Layout region lines ::
********************

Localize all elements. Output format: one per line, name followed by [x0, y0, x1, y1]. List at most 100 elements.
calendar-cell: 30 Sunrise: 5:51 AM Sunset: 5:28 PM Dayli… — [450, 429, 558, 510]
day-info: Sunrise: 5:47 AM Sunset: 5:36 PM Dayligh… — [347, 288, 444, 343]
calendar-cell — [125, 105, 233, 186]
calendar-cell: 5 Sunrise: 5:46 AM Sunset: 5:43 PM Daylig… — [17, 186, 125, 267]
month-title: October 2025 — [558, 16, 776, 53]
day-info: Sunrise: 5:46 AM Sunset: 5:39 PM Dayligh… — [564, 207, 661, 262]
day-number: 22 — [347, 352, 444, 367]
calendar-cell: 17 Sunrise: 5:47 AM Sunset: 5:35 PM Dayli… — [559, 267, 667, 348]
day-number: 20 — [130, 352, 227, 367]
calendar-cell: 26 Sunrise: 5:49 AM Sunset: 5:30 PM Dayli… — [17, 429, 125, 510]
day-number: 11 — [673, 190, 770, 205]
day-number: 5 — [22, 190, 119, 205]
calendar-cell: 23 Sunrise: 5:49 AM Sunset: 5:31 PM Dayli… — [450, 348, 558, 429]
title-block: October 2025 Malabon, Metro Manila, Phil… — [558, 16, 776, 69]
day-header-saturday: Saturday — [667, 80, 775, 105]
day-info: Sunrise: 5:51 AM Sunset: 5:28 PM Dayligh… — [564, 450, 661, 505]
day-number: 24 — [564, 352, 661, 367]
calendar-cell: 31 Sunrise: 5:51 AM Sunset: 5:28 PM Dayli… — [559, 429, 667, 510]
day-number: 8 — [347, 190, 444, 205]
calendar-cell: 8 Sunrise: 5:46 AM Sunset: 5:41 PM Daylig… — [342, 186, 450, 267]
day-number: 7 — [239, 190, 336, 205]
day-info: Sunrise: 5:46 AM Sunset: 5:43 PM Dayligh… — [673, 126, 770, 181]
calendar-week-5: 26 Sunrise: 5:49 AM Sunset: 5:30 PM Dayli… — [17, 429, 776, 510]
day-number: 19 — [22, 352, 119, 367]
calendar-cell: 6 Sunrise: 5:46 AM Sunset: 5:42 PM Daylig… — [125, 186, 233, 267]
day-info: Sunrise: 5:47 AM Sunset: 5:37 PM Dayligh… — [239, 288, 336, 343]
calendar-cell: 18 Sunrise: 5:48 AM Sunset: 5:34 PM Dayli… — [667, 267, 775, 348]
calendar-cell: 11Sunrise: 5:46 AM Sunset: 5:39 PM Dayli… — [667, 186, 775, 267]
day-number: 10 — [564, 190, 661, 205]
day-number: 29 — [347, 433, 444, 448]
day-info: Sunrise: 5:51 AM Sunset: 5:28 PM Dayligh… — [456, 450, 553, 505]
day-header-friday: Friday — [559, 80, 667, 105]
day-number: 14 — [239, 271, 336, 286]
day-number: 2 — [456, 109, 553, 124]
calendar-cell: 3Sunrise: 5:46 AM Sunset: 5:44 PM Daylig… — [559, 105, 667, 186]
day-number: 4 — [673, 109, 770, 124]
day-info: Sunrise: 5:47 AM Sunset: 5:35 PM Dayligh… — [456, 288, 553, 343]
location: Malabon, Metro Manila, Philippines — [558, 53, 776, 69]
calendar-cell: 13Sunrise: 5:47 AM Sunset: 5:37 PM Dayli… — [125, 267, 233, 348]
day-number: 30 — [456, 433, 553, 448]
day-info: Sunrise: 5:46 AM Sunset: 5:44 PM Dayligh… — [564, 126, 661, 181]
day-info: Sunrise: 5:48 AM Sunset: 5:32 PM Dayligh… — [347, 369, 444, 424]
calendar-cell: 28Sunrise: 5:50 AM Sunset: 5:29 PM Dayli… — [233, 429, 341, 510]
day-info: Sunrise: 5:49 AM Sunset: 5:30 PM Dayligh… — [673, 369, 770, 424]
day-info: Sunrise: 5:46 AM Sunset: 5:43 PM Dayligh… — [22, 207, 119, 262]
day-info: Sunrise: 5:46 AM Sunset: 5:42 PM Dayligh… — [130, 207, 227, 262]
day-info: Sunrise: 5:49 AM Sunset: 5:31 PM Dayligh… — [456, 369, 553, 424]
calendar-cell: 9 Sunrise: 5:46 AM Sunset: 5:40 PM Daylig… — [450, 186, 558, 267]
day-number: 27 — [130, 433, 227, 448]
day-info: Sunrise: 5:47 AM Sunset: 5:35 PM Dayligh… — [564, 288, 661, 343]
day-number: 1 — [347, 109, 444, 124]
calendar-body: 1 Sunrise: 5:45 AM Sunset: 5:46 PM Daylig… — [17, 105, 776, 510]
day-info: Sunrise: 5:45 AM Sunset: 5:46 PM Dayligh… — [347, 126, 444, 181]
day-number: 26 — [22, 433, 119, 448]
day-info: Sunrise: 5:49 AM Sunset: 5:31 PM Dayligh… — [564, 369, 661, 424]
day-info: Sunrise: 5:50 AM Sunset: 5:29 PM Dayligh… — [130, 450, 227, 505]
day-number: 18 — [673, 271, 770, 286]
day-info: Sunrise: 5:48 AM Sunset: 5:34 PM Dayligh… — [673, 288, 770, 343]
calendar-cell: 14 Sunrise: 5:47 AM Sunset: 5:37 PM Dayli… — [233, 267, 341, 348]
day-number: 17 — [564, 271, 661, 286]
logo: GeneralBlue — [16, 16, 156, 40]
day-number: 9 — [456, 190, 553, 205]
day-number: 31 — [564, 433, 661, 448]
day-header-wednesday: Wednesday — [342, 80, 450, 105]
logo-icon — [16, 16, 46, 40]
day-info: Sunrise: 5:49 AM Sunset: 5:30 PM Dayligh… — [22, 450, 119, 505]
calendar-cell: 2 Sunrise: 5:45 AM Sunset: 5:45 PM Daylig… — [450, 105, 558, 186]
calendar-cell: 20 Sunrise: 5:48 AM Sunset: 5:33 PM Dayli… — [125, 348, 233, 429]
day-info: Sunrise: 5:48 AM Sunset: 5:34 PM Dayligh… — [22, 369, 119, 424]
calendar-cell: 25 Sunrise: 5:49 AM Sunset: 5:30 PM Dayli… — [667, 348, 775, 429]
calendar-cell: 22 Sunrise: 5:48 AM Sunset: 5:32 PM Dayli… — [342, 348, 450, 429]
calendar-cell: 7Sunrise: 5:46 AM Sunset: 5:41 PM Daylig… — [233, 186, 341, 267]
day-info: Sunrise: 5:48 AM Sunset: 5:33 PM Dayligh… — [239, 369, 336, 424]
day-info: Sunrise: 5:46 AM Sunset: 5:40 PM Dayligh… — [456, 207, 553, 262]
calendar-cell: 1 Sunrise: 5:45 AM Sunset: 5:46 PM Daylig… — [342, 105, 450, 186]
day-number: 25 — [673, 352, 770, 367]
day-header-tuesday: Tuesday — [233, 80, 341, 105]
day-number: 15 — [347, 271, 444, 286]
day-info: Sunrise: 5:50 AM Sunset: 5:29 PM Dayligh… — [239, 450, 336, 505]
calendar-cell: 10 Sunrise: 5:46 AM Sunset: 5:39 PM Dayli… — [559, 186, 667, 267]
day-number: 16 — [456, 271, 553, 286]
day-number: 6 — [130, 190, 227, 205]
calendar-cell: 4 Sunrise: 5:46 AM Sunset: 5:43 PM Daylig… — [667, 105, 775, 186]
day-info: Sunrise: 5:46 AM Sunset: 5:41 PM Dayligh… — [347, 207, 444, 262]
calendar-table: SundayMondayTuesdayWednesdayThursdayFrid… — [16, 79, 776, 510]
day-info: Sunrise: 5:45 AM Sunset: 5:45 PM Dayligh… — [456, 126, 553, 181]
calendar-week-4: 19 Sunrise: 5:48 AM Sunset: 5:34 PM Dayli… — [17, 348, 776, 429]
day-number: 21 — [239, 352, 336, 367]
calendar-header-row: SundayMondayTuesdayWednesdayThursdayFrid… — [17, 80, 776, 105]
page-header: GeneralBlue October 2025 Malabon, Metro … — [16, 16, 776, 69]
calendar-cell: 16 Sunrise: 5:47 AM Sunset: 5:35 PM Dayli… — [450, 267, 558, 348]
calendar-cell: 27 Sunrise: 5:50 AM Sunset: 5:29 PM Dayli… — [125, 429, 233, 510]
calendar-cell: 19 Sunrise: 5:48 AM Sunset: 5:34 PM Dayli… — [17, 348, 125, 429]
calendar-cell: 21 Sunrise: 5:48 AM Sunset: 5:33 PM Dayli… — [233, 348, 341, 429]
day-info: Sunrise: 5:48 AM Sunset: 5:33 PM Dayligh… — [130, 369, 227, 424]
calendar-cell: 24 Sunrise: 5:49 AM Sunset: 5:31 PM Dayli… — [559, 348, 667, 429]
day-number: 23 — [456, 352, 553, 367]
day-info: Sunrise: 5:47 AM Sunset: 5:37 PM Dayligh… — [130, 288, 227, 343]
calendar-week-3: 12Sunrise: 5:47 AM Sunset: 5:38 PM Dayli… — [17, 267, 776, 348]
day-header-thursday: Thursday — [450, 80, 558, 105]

********************

EXERCISE BRIEF :: Return, word for word, the lines from the first one through the line containing "month-title: October 2025", including both.

RESPONSE TO THIS TASK ::
Localize all elements. Output format: one per line, name followed by [x0, y0, x1, y1]. List at most 100 elements.
calendar-cell: 30 Sunrise: 5:51 AM Sunset: 5:28 PM Dayli… — [450, 429, 558, 510]
day-info: Sunrise: 5:47 AM Sunset: 5:36 PM Dayligh… — [347, 288, 444, 343]
calendar-cell — [125, 105, 233, 186]
calendar-cell: 5 Sunrise: 5:46 AM Sunset: 5:43 PM Daylig… — [17, 186, 125, 267]
month-title: October 2025 — [558, 16, 776, 53]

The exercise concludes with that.